Work to complete
Can you reproduce the data beneath, keeping every line exact?

--- START Records for the exercise ---

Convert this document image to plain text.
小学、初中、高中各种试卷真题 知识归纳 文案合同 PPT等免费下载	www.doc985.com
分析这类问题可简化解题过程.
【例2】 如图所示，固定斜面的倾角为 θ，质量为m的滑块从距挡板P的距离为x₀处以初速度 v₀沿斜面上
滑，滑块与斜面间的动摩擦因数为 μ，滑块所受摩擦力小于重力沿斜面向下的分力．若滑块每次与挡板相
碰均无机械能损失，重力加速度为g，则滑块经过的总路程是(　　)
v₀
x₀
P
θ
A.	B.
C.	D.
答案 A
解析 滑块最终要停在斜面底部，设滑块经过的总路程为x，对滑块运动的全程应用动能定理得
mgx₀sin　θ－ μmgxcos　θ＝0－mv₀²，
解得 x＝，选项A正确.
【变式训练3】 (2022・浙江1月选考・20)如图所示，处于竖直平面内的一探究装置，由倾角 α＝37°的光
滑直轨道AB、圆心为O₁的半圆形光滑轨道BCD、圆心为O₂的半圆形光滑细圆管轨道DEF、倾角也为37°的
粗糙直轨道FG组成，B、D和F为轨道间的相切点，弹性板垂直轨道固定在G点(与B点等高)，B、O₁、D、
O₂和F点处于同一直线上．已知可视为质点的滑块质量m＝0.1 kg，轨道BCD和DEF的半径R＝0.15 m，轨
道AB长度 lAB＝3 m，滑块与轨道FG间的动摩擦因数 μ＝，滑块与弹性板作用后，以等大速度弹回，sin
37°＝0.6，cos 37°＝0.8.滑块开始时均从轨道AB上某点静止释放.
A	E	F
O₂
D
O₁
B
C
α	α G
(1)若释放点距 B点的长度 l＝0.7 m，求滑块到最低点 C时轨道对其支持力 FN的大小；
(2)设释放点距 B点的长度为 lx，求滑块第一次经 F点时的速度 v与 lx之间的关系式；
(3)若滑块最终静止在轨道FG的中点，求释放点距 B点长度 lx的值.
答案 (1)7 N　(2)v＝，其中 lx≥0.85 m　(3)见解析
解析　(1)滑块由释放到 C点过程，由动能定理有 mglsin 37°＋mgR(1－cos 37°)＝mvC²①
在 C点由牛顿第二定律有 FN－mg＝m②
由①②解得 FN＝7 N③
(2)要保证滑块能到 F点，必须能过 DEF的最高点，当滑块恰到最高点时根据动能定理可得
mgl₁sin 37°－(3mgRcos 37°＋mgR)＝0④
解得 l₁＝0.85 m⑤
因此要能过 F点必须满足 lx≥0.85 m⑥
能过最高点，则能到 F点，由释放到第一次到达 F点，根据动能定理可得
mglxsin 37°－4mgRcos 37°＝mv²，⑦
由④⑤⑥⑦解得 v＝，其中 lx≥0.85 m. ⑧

--- END Records for the exercise ---

Exercise result
Convert this document image to plain text.
小学、初中、高中各种试卷真题 知识归纳 文案合同 PPT等免费下载	www.doc985.com
分析这类问题可简化解题过程.
【例2】 如图所示，固定斜面的倾角为 θ，质量为m的滑块从距挡板P的距离为x₀处以初速度 v₀沿斜面上
滑，滑块与斜面间的动摩擦因数为 μ，滑块所受摩擦力小于重力沿斜面向下的分力．若滑块每次与挡板相
碰均无机械能损失，重力加速度为g，则滑块经过的总路程是(　　)
v₀
x₀
P
θ
A.	B.
C.	D.
答案 A
解析 滑块最终要停在斜面底部，设滑块经过的总路程为x，对滑块运动的全程应用动能定理得
mgx₀sin　θ－ μmgxcos　θ＝0－mv₀²，
解得 x＝，选项A正确.
【变式训练3】 (2022・浙江1月选考・20)如图所示，处于竖直平面内的一探究装置，由倾角 α＝37°的光
滑直轨道AB、圆心为O₁的半圆形光滑轨道BCD、圆心为O₂的半圆形光滑细圆管轨道DEF、倾角也为37°的
粗糙直轨道FG组成，B、D和F为轨道间的相切点，弹性板垂直轨道固定在G点(与B点等高)，B、O₁、D、
O₂和F点处于同一直线上．已知可视为质点的滑块质量m＝0.1 kg，轨道BCD和DEF的半径R＝0.15 m，轨
道AB长度 lAB＝3 m，滑块与轨道FG间的动摩擦因数 μ＝，滑块与弹性板作用后，以等大速度弹回，sin
37°＝0.6，cos 37°＝0.8.滑块开始时均从轨道AB上某点静止释放.
A	E	F
O₂
D
O₁
B
C
α	α G
(1)若释放点距 B点的长度 l＝0.7 m，求滑块到最低点 C时轨道对其支持力 FN的大小；
(2)设释放点距 B点的长度为 lx，求滑块第一次经 F点时的速度 v与 lx之间的关系式；
(3)若滑块最终静止在轨道FG的中点，求释放点距 B点长度 lx的值.
答案 (1)7 N　(2)v＝，其中 lx≥0.85 m　(3)见解析
解析　(1)滑块由释放到 C点过程，由动能定理有 mglsin 37°＋mgR(1－cos 37°)＝mvC²①
在 C点由牛顿第二定律有 FN－mg＝m②
由①②解得 FN＝7 N③
(2)要保证滑块能到 F点，必须能过 DEF的最高点，当滑块恰到最高点时根据动能定理可得
mgl₁sin 37°－(3mgRcos 37°＋mgR)＝0④
解得 l₁＝0.85 m⑤
因此要能过 F点必须满足 lx≥0.85 m⑥
能过最高点，则能到 F点，由释放到第一次到达 F点，根据动能定理可得
mglxsin 37°－4mgRcos 37°＝mv²，⑦
由④⑤⑥⑦解得 v＝，其中 lx≥0.85 m. ⑧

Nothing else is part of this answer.